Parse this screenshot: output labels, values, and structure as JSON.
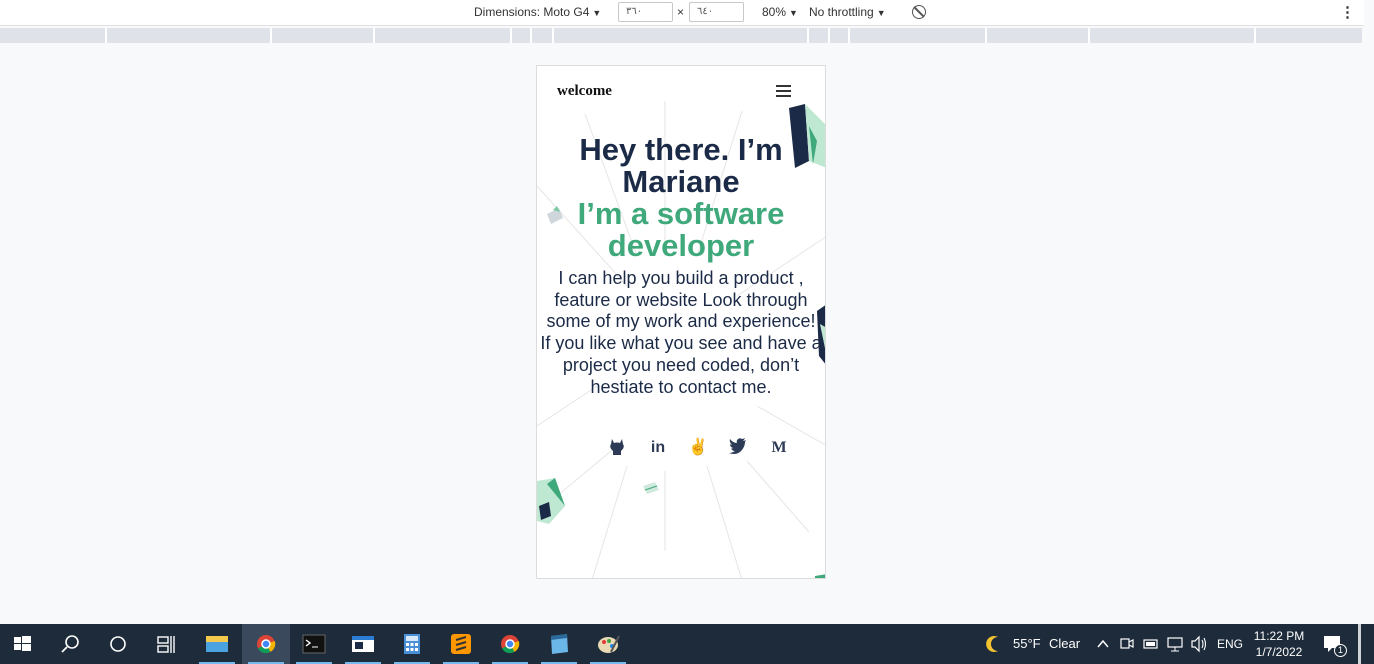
{
  "devtools": {
    "dimensions_label": "Dimensions: Moto G4",
    "width_value": "٣٦٠",
    "height_value": "٦٤٠",
    "times": "×",
    "zoom": "80%",
    "throttling": "No throttling",
    "more": "⋮"
  },
  "site": {
    "brand": "welcome",
    "heading_line1": "Hey there. I’m",
    "heading_line2": "Mariane",
    "subheading_line1": "I’m a software",
    "subheading_line2": "developer",
    "intro": [
      "I can help you build a product ,",
      "feature or website Look through",
      "some of my work and experience!",
      "If you like what you see and have a",
      "project you need coded, don’t",
      "hestiate to contact me."
    ],
    "social": [
      {
        "name": "github",
        "glyph": "🐱"
      },
      {
        "name": "linkedin",
        "glyph": "in"
      },
      {
        "name": "angellist",
        "glyph": "✌"
      },
      {
        "name": "twitter",
        "glyph": "🐦"
      },
      {
        "name": "medium",
        "glyph": "M"
      }
    ]
  },
  "taskbar": {
    "weather_temp": "55°F",
    "weather_cond": "Clear",
    "language": "ENG",
    "time": "11:22 PM",
    "date": "1/7/2022",
    "notification_count": "1"
  },
  "colors": {
    "heading": "#1b2a47",
    "accent": "#3fa97b",
    "taskbar": "#1d2b3a"
  }
}
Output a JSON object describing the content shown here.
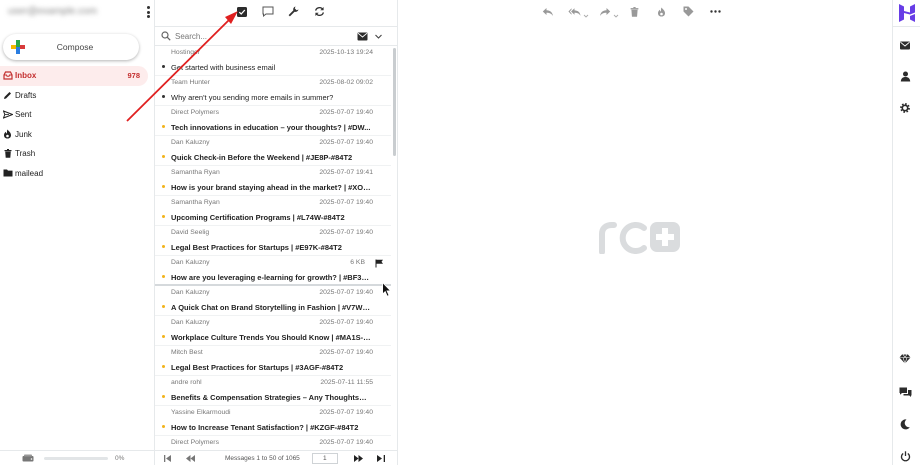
{
  "account": {
    "email": "user@example.com"
  },
  "compose_label": "Compose",
  "folders": [
    {
      "name": "Inbox",
      "count": "978",
      "icon": "inbox-icon",
      "active": true
    },
    {
      "name": "Drafts",
      "count": "",
      "icon": "pencil-icon"
    },
    {
      "name": "Sent",
      "count": "",
      "icon": "paper-plane-icon"
    },
    {
      "name": "Junk",
      "count": "",
      "icon": "fire-icon"
    },
    {
      "name": "Trash",
      "count": "",
      "icon": "trash-icon"
    },
    {
      "name": "mailead",
      "count": "",
      "icon": "folder-icon"
    }
  ],
  "quota": {
    "percent_label": "0%",
    "used_fraction": 0
  },
  "search": {
    "placeholder": "Search..."
  },
  "messages": [
    {
      "from": "Hostinger",
      "date": "2025-10-13 19:24",
      "subject": "Get started with business email",
      "read": true
    },
    {
      "from": "Team Hunter",
      "date": "2025-08-02 09:02",
      "subject": "Why aren't you sending more emails in summer?",
      "read": true
    },
    {
      "from": "Direct Polymers",
      "date": "2025-07-07 19:40",
      "subject": "Tech innovations in education – your thoughts? | #DW...",
      "read": false
    },
    {
      "from": "Dan Kaluzny",
      "date": "2025-07-07 19:40",
      "subject": "Quick Check-in Before the Weekend | #JE8P-#84T2",
      "read": false
    },
    {
      "from": "Samantha Ryan",
      "date": "2025-07-07 19:41",
      "subject": "How is your brand staying ahead in the market? | #XOY...",
      "read": false
    },
    {
      "from": "Samantha Ryan",
      "date": "2025-07-07 19:40",
      "subject": "Upcoming Certification Programs | #L74W-#84T2",
      "read": false
    },
    {
      "from": "David Seelig",
      "date": "2025-07-07 19:40",
      "subject": "Legal Best Practices for Startups | #E97K-#84T2",
      "read": false
    },
    {
      "from": "Dan Kaluzny",
      "date": "",
      "size": "6 KB",
      "flag": true,
      "subject": "How are you leveraging e-learning for growth? | #BF3U...",
      "read": false,
      "hover": true
    },
    {
      "from": "Dan Kaluzny",
      "date": "2025-07-07 19:40",
      "subject": "A Quick Chat on Brand Storytelling in Fashion | #V7WH...",
      "read": false
    },
    {
      "from": "Dan Kaluzny",
      "date": "2025-07-07 19:40",
      "subject": "Workplace Culture Trends You Should Know | #MA1S-#...",
      "read": false
    },
    {
      "from": "Mitch Best",
      "date": "2025-07-07 19:40",
      "subject": "Legal Best Practices for Startups | #3AGF-#84T2",
      "read": false
    },
    {
      "from": "andre rohl",
      "date": "2025-07-11 11:55",
      "subject": "Benefits & Compensation Strategies – Any Thoughts? |...",
      "read": false
    },
    {
      "from": "Yassine Elkarmoudi",
      "date": "2025-07-07 19:40",
      "subject": "How to Increase Tenant Satisfaction? | #KZGF-#84T2",
      "read": false
    },
    {
      "from": "Direct Polymers",
      "date": "2025-07-07 19:40",
      "subject": "",
      "read": false
    }
  ],
  "pager": {
    "count_text": "Messages 1 to 50 of 1065",
    "page": "1"
  },
  "colors": {
    "accent": "#c42f2f",
    "unread_dot": "#f2b31b",
    "annotation_arrow": "#e02020",
    "logo": "#673de6"
  }
}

WRITTEN INSTRUCTION —
How many of the lines above hold "Startups"? Answer with only the number.

REPLY —
2